Copy the passage of the essay on observing people that begins at "In time, I'll" and ends after "social sphere accordingly.", changing "social sphere" to "social scene".

# Document:
::::::

To be honest with you, I'm not entirely sure what this essay is really about. The title has been in my note system for what seems like two years now, but every time I tried to write about it, it always ended up going in fifty different directions.
The best way I can describe this entire thing is that it's a really elaborate explanation for why I fail to connect with people in the long-term, though I wouldn't call this a sappy vent post. It's more of a cold list of discoveries I made about myself, and why it seems like I'm destined to be alone—but not lonely.
I've always been the type to observe people rather than interacting with them. Jumping into the social arena sounds like the easiest way to give myself a panic attack, so I stand back for a while and see how people interact with one another.
In time, I'll get comfortable enough to join in and talk, but only after observing for a while. Usually by this point, I know what it takes to fit in, I know the type of people that I'm interacting with, and I can navigate the social sphere accordingly.
But I realized a while ago that I always try to fit in within a given situation. "Fitting in" implies that I inherently didn't belong there, but with enough effort it can seem like I belonged nowhere else.
It's almost like I'm a psychologist conducting research on people, constantly observing how people are, what they like, dislike, what to say, etc. And when it's time to interact, I know how they work, what topic starts a good conversation, and so on.

::::::

# Data supplied:
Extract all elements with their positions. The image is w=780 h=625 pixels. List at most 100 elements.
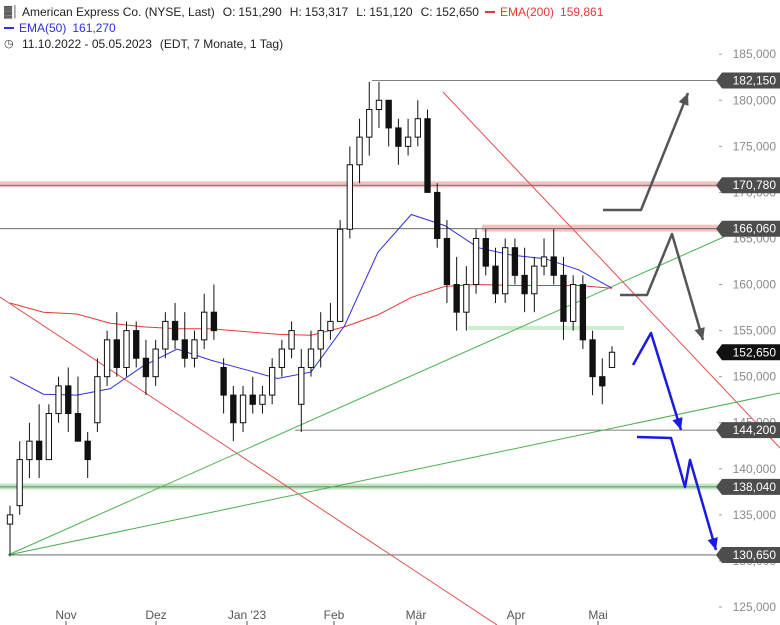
clock-icon: ◷ — [4, 38, 14, 50]
candle-body — [502, 247, 509, 295]
y-tick-label: 150,000 — [733, 370, 777, 384]
level-tag — [716, 72, 780, 89]
candle — [103, 330, 111, 386]
y-tick-label: 175,000 — [733, 139, 777, 153]
uptrend-line-steep — [7, 231, 736, 556]
y-tick-label: 185,000 — [733, 47, 777, 61]
candle-body — [45, 413, 53, 461]
level-value: 182,150 — [733, 73, 777, 87]
uptrend-line-flat — [7, 392, 780, 556]
candle — [191, 330, 198, 368]
y-axis: 125,000130,000135,000140,000145,000150,0… — [719, 47, 776, 614]
candle — [472, 229, 480, 294]
arrow-shaft — [620, 232, 705, 341]
support-band-2 — [468, 326, 624, 330]
candle — [239, 385, 247, 432]
candle — [385, 99, 392, 147]
candle-body — [94, 376, 101, 424]
candle-body — [356, 136, 363, 166]
candle-body — [540, 256, 548, 267]
y-tick-label: 140,000 — [733, 462, 777, 476]
candle — [162, 312, 169, 359]
level-value: 170,780 — [733, 178, 777, 192]
candle — [346, 146, 354, 239]
blue-arrow-2 — [636, 435, 718, 551]
candle-body — [162, 320, 169, 350]
candle — [550, 229, 557, 285]
ema200-value: 159,861 — [560, 5, 604, 19]
candle — [482, 229, 489, 276]
candle — [356, 118, 363, 184]
candle-body — [142, 357, 150, 378]
candle — [599, 358, 606, 405]
candle — [366, 81, 373, 156]
candle — [249, 376, 256, 414]
candle — [502, 238, 509, 303]
candle — [210, 284, 218, 340]
candle-body — [103, 339, 111, 378]
candle — [152, 339, 159, 386]
candle-body — [26, 440, 33, 461]
candle — [201, 293, 208, 350]
candle-body — [298, 366, 305, 405]
candle-body — [336, 228, 344, 322]
level-tag — [716, 177, 780, 194]
level-labels: 182,150 170,780 166,060 144,200 138,040 130,6… — [716, 72, 780, 563]
candle — [171, 302, 179, 350]
candle — [434, 183, 441, 248]
y-tick-label: 180,000 — [733, 93, 777, 107]
candle — [65, 367, 72, 432]
candle-body — [599, 376, 606, 387]
candle — [16, 441, 23, 515]
chart-header: ▓│ American Express Co. (NYSE, Last) O: … — [4, 4, 603, 52]
open-label: O: — [222, 5, 236, 19]
date-range: 11.10.2022 - 05.05.2023 — [22, 37, 152, 51]
last-price-value: 152,650 — [733, 345, 777, 359]
candle — [268, 358, 276, 405]
candle-body — [531, 265, 538, 295]
candle — [278, 339, 286, 377]
candle-body — [6, 514, 14, 525]
candle-body — [191, 339, 198, 359]
scenario-arrows — [603, 92, 718, 551]
candle-body — [113, 339, 120, 368]
candle — [569, 275, 577, 331]
candle — [123, 321, 130, 377]
candle — [414, 100, 421, 147]
arrow-head — [678, 93, 689, 106]
y-tick-label: 135,000 — [733, 508, 777, 522]
price-level-label: 166,060 — [716, 220, 780, 237]
candle-body — [579, 284, 587, 341]
low-label: L: — [356, 5, 367, 19]
range-detail: (EDT, 7 Monate, 1 Tag) — [159, 37, 284, 51]
candle-body — [249, 394, 256, 405]
price-level-label: 182,150 — [716, 72, 780, 89]
candle-body — [230, 394, 237, 424]
candle-body — [511, 247, 519, 276]
x-tick-label: Feb — [324, 608, 345, 622]
level-tag — [716, 478, 780, 495]
candle-body — [550, 256, 557, 276]
candle-body — [385, 99, 392, 129]
close-value: 152,650 — [435, 5, 479, 19]
candle — [317, 312, 324, 368]
candle-body — [608, 351, 616, 368]
resistance-band — [0, 181, 722, 188]
candlestick-icon: ▓│ — [4, 6, 19, 18]
candle — [220, 358, 227, 414]
candle-body — [171, 320, 179, 341]
candle-body — [472, 237, 480, 286]
candle-body — [560, 274, 567, 322]
header-row-3: ◷ 11.10.2022 - 05.05.2023 (EDT, 7 Monate… — [4, 36, 603, 52]
candle-body — [366, 108, 373, 138]
candle-body — [210, 311, 218, 332]
candle-body — [375, 99, 383, 110]
candle — [608, 346, 616, 368]
candle — [521, 247, 528, 313]
candle-body — [424, 118, 431, 193]
open-value: 151,290 — [238, 5, 282, 19]
candle — [55, 376, 62, 423]
downtrend-line-upper — [442, 91, 780, 449]
candle — [463, 266, 470, 331]
candle-body — [482, 237, 489, 267]
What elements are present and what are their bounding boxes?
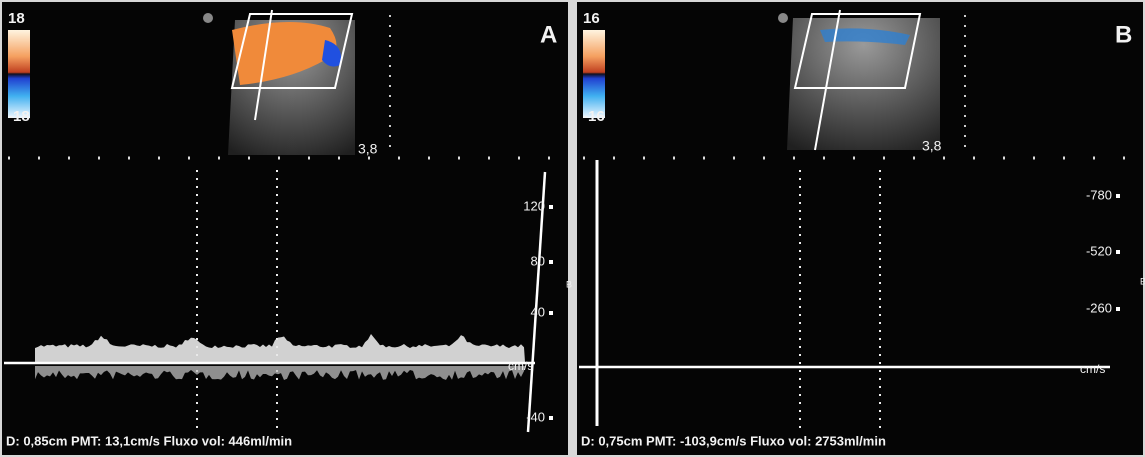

::::::

# Exercise result:
In time, I'll get comfortable enough to join in and talk, but only after observing for a while. Usually by this point, I know what it takes to fit in, I know the type of people that I'm interacting with, and I can navigate the social scene accordingly.